Task: Look through the material below for "this". Copy every line that contains it.

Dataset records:
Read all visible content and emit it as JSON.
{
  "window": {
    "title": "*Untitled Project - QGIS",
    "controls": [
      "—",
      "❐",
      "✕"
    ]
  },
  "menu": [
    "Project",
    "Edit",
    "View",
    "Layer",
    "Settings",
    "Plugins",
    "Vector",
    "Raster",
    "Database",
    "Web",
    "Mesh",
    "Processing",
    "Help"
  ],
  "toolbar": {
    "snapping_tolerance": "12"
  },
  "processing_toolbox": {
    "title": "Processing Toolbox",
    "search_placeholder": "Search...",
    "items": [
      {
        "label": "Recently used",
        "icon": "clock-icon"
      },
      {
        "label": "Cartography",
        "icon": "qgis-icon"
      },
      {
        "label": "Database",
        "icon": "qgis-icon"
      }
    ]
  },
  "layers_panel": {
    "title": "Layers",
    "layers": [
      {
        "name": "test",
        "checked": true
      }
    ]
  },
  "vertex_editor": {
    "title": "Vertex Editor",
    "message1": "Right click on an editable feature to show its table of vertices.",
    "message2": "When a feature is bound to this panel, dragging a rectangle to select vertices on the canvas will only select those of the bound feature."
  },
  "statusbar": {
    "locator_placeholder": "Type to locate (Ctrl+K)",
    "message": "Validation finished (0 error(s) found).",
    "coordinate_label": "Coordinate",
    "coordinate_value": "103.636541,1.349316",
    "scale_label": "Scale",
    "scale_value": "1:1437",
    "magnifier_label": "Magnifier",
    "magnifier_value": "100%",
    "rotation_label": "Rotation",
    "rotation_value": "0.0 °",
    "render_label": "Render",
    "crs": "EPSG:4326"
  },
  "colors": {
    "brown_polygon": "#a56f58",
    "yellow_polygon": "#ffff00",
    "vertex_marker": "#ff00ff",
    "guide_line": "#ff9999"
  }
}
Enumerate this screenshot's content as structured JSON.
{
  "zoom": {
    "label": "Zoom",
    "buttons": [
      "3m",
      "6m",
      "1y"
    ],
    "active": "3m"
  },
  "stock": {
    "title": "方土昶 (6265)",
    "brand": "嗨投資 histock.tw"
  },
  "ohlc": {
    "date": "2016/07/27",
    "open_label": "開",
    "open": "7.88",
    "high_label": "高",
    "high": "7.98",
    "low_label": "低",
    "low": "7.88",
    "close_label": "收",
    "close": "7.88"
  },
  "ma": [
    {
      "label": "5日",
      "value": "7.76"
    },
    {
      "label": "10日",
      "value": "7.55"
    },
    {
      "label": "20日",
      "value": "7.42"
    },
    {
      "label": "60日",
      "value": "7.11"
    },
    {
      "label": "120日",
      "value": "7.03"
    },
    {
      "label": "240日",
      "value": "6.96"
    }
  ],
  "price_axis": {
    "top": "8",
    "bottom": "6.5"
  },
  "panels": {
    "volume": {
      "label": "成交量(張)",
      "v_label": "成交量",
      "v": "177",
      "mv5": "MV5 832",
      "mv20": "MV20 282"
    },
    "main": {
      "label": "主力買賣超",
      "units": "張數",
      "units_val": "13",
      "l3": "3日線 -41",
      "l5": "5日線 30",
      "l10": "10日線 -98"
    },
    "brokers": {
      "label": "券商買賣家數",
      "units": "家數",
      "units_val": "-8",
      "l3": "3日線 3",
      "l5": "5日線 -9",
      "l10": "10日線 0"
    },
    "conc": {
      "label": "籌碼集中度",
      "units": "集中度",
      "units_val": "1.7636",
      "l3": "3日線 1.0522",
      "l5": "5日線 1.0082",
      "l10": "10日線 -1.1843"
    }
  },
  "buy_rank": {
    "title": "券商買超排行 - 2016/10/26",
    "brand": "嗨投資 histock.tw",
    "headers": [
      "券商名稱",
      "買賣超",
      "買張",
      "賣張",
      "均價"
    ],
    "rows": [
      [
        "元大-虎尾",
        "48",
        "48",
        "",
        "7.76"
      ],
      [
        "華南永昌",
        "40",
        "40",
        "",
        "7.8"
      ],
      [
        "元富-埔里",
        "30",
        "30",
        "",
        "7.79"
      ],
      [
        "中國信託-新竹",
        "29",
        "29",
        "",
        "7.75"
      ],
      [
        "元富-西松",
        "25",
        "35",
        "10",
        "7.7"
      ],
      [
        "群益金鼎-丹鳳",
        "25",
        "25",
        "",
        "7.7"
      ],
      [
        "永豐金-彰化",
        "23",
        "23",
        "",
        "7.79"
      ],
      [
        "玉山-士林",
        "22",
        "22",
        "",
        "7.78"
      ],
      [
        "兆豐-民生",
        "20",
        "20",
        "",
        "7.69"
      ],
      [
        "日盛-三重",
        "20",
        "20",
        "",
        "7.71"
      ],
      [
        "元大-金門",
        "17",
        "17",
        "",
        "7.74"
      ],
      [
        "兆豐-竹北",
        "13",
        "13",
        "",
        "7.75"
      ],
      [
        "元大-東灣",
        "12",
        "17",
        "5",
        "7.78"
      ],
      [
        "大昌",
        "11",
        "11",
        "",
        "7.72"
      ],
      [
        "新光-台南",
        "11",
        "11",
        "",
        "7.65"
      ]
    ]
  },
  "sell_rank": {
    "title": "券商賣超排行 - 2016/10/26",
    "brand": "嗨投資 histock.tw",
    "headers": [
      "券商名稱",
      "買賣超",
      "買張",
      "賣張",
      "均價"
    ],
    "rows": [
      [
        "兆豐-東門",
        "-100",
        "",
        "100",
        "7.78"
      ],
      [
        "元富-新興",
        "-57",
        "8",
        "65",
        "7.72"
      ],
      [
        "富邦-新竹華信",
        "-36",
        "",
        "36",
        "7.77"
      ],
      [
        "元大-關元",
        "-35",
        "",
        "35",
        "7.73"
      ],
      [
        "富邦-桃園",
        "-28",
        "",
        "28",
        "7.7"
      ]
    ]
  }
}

Worked answer:
    "message2": "When a feature is bound to this panel, dragging a rectangle to select vertices on the canvas will only select those of the bound feature."
Enumerate this screenshot's content as structured JSON.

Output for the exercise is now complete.